- Task goal: Repeat the material below word for word and leave out all pictures.

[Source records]
:::::
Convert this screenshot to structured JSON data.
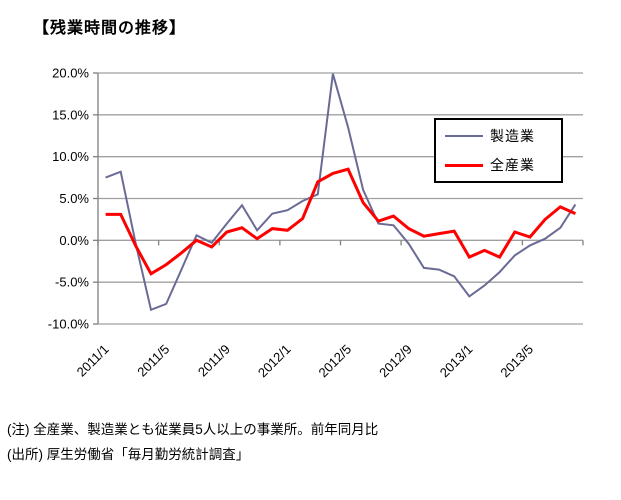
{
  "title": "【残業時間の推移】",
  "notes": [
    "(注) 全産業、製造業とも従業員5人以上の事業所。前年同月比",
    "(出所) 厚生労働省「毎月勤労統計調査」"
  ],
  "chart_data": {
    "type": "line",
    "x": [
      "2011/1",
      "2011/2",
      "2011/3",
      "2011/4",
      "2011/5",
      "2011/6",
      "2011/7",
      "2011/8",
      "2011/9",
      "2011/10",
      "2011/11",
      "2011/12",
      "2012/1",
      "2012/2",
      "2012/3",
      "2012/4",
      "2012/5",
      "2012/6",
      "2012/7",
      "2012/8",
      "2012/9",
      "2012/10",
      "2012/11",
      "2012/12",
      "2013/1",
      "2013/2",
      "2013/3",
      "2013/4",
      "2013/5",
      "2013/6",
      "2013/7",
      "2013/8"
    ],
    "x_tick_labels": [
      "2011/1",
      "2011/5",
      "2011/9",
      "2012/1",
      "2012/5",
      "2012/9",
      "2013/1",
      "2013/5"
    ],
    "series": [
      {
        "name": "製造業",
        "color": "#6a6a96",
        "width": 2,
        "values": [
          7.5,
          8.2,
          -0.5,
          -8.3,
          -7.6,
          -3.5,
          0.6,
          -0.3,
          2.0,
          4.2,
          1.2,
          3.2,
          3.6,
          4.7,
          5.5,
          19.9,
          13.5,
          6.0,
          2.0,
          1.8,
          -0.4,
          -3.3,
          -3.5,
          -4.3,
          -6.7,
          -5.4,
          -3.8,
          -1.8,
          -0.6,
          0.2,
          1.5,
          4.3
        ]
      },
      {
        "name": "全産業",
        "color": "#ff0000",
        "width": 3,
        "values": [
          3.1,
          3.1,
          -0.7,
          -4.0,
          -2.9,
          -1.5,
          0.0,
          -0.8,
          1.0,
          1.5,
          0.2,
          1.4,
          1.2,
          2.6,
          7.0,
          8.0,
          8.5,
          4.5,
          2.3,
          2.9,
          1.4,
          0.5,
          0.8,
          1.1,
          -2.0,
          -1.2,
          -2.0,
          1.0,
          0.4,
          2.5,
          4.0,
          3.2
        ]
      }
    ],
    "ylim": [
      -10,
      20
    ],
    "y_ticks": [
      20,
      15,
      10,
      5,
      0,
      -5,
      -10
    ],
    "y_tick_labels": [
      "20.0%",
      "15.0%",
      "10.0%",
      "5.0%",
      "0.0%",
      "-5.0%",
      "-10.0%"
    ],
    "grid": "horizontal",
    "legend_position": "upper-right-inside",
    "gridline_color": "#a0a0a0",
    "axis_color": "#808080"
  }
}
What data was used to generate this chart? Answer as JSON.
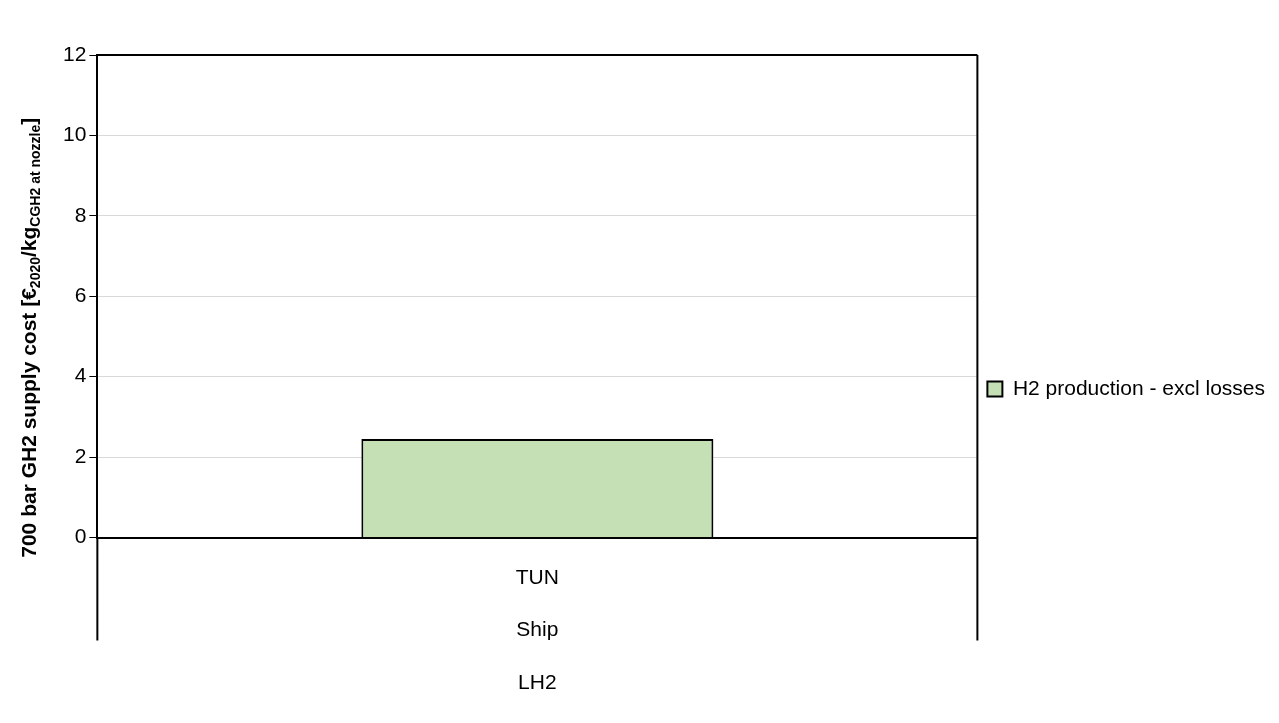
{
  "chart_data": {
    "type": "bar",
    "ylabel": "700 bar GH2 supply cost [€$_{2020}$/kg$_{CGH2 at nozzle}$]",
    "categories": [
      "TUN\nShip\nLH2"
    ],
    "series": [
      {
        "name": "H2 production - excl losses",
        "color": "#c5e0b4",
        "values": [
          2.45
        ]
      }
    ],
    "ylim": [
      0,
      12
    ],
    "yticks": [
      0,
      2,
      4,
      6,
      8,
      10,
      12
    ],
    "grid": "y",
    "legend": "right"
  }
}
:::::
- Written reply:
Convert this screenshot to structured JSON data.
{
  "title": "【残業時間の推移】",
  "notes": [
    "(注) 全産業、製造業とも従業員5人以上の事業所。前年同月比",
    "(出所) 厚生労働省「毎月勤労統計調査」"
  ],
  "chart_data": {
    "type": "line",
    "x": [
      "2011/1",
      "2011/2",
      "2011/3",
      "2011/4",
      "2011/5",
      "2011/6",
      "2011/7",
      "2011/8",
      "2011/9",
      "2011/10",
      "2011/11",
      "2011/12",
      "2012/1",
      "2012/2",
      "2012/3",
      "2012/4",
      "2012/5",
      "2012/6",
      "2012/7",
      "2012/8",
      "2012/9",
      "2012/10",
      "2012/11",
      "2012/12",
      "2013/1",
      "2013/2",
      "2013/3",
      "2013/4",
      "2013/5",
      "2013/6",
      "2013/7",
      "2013/8"
    ],
    "x_tick_labels": [
      "2011/1",
      "2011/5",
      "2011/9",
      "2012/1",
      "2012/5",
      "2012/9",
      "2013/1",
      "2013/5"
    ],
    "series": [
      {
        "name": "製造業",
        "color": "#6a6a96",
        "width": 2,
        "values": [
          7.5,
          8.2,
          -0.5,
          -8.3,
          -7.6,
          -3.5,
          0.6,
          -0.3,
          2.0,
          4.2,
          1.2,
          3.2,
          3.6,
          4.7,
          5.5,
          19.9,
          13.5,
          6.0,
          2.0,
          1.8,
          -0.4,
          -3.3,
          -3.5,
          -4.3,
          -6.7,
          -5.4,
          -3.8,
          -1.8,
          -0.6,
          0.2,
          1.5,
          4.3
        ]
      },
      {
        "name": "全産業",
        "color": "#ff0000",
        "width": 3,
        "values": [
          3.1,
          3.1,
          -0.7,
          -4.0,
          -2.9,
          -1.5,
          0.0,
          -0.8,
          1.0,
          1.5,
          0.2,
          1.4,
          1.2,
          2.6,
          7.0,
          8.0,
          8.5,
          4.5,
          2.3,
          2.9,
          1.4,
          0.5,
          0.8,
          1.1,
          -2.0,
          -1.2,
          -2.0,
          1.0,
          0.4,
          2.5,
          4.0,
          3.2
        ]
      }
    ],
    "ylim": [
      -10,
      20
    ],
    "y_ticks": [
      20,
      15,
      10,
      5,
      0,
      -5,
      -10
    ],
    "y_tick_labels": [
      "20.0%",
      "15.0%",
      "10.0%",
      "5.0%",
      "0.0%",
      "-5.0%",
      "-10.0%"
    ],
    "grid": "horizontal",
    "legend_position": "upper-right-inside",
    "gridline_color": "#a0a0a0",
    "axis_color": "#808080"
  }
}
What data was used to generate this chart? Answer as JSON.
{
  "chart_data": {
    "type": "bar",
    "ylabel": "700 bar GH2 supply cost [€$_{2020}$/kg$_{CGH2 at nozzle}$]",
    "categories": [
      "TUN\nShip\nLH2"
    ],
    "series": [
      {
        "name": "H2 production - excl losses",
        "color": "#c5e0b4",
        "values": [
          2.45
        ]
      }
    ],
    "ylim": [
      0,
      12
    ],
    "yticks": [
      0,
      2,
      4,
      6,
      8,
      10,
      12
    ],
    "grid": "y",
    "legend": "right"
  }
}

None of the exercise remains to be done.